Collected data
- - -

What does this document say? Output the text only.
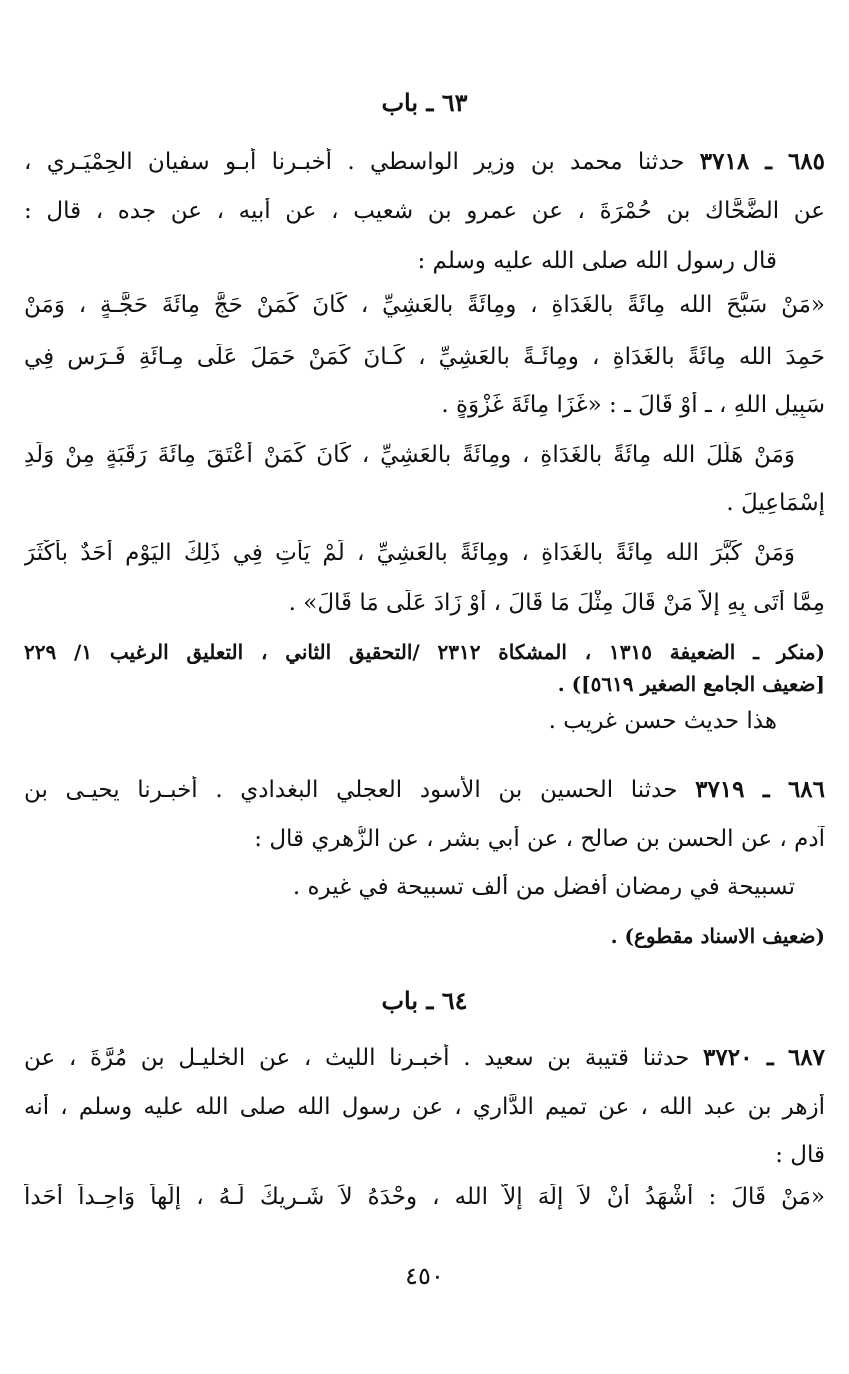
٦٣ ـ باب
٦٨٥ ـ ٣٧١٨ حدثنا محمد بن وزير الواسطي . أخبـرنا أبـو سفيان الحِمْيَـري ،
عن الضَّحَّاك بن حُمْرَةَ ، عن عمرو بن شعيب ، عن أبيه ، عن جده ، قال :
قال رسول الله صلى الله عليه وسلم :
«مَنْ سَبَّحَ الله مِائَةً بالغَدَاةِ ، ومِائَةً بالعَشِيِّ ، كَانَ كَمَنْ حَجَّ مِائَةَ حَجَّـةٍ ، وَمَنْ
حَمِدَ الله مِائَةً بالغَدَاةِ ، ومِائَـةً بالعَشِيِّ ، كَـانَ كَمَنْ حَمَلَ عَلَى مِـائَةِ فَـرَسٍ فِي
سَبِيلِ اللهِ ، ـ أَوْ قَالَ ـ : «غَزَا مِائَةَ غَزْوَةٍ .
وَمَنْ هَلَّلَ الله مِائَةً بالغَدَاةِ ، ومِائَةً بالعَشِيِّ ، كَانَ كَمَنْ أَعْتَقَ مِائَةَ رَقَبَةٍ مِنْ وَلَدِ
إِسْمَاعِيلَ .
وَمَنْ كَبَّرَ الله مِائَةً بالغَدَاةِ ، ومِائَةً بالعَشِيِّ ، لَمْ يَأْتِ فِي ذَلِكَ اليَوْمِ أَحَدٌ بأَكْثَرَ
مِمَّا أَتَى بِهِ إِلاَّ مَنْ قَالَ مِثْلَ مَا قَالَ ، أَوْ زَادَ عَلَى مَا قَالَ» .
(منكر ـ الضعيفة ١٣١٥ ، المشكاة ٢٣١٢ /التحقيق الثاني ، التعليق الرغيب ١/ ٢٢٩
[ضعيف الجامع الصغير ٥٦١٩]) .
هذا حديث حسن غريب .
٦٨٦ ـ ٣٧١٩ حدثنا الحسين بن الأسود العجلي البغدادي . أخبـرنا يحيـى بن
آدم ، عن الحسن بن صالح ، عن أبي بشر ، عن الزُّهري قال :
تسبيحة في رمضان أفضل من ألف تسبيحة في غيره .
(ضعيف الاسناد مقطوع) .
٦٤ ـ باب
٦٨٧ ـ ٣٧٢٠ حدثنا قتيبة بن سعيد . أخبـرنا الليث ، عن الخليـل بن مُرَّةَ ، عن
أزهر بن عبد الله ، عن تميم الدَّاري ، عن رسول الله صلى الله عليه وسلم ، أنه
قال :
«مَنْ قَالَ : أَشْهَدُ أَنْ لاَ إِلَهَ إِلاَّ الله ، وحْدَهُ لاَ شَـرِيكَ لَـهُ ، إِلَهاً وَاحِـداً أَحَداً
٤٥٠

- - -

Repeat the preceding records precisely, and leave every picture out of the copy.

▶ _Task answer_:
What does this document say? Output the text only.
٦٣ ـ باب
٦٨٥ ـ ٣٧١٨ حدثنا محمد بن وزير الواسطي . أخبـرنا أبـو سفيان الحِمْيَـري ،
عن الضَّحَّاك بن حُمْرَةَ ، عن عمرو بن شعيب ، عن أبيه ، عن جده ، قال :
قال رسول الله صلى الله عليه وسلم :
«مَنْ سَبَّحَ الله مِائَةً بالغَدَاةِ ، ومِائَةً بالعَشِيِّ ، كَانَ كَمَنْ حَجَّ مِائَةَ حَجَّـةٍ ، وَمَنْ
حَمِدَ الله مِائَةً بالغَدَاةِ ، ومِائَـةً بالعَشِيِّ ، كَـانَ كَمَنْ حَمَلَ عَلَى مِـائَةِ فَـرَسٍ فِي
سَبِيلِ اللهِ ، ـ أَوْ قَالَ ـ : «غَزَا مِائَةَ غَزْوَةٍ .
وَمَنْ هَلَّلَ الله مِائَةً بالغَدَاةِ ، ومِائَةً بالعَشِيِّ ، كَانَ كَمَنْ أَعْتَقَ مِائَةَ رَقَبَةٍ مِنْ وَلَدِ
إِسْمَاعِيلَ .
وَمَنْ كَبَّرَ الله مِائَةً بالغَدَاةِ ، ومِائَةً بالعَشِيِّ ، لَمْ يَأْتِ فِي ذَلِكَ اليَوْمِ أَحَدٌ بأَكْثَرَ
مِمَّا أَتَى بِهِ إِلاَّ مَنْ قَالَ مِثْلَ مَا قَالَ ، أَوْ زَادَ عَلَى مَا قَالَ» .
(منكر ـ الضعيفة ١٣١٥ ، المشكاة ٢٣١٢ /التحقيق الثاني ، التعليق الرغيب ١/ ٢٢٩
[ضعيف الجامع الصغير ٥٦١٩]) .
هذا حديث حسن غريب .
٦٨٦ ـ ٣٧١٩ حدثنا الحسين بن الأسود العجلي البغدادي . أخبـرنا يحيـى بن
آدم ، عن الحسن بن صالح ، عن أبي بشر ، عن الزُّهري قال :
تسبيحة في رمضان أفضل من ألف تسبيحة في غيره .
(ضعيف الاسناد مقطوع) .
٦٤ ـ باب
٦٨٧ ـ ٣٧٢٠ حدثنا قتيبة بن سعيد . أخبـرنا الليث ، عن الخليـل بن مُرَّةَ ، عن
أزهر بن عبد الله ، عن تميم الدَّاري ، عن رسول الله صلى الله عليه وسلم ، أنه
قال :
«مَنْ قَالَ : أَشْهَدُ أَنْ لاَ إِلَهَ إِلاَّ الله ، وحْدَهُ لاَ شَـرِيكَ لَـهُ ، إِلَهاً وَاحِـداً أَحَداً
٤٥٠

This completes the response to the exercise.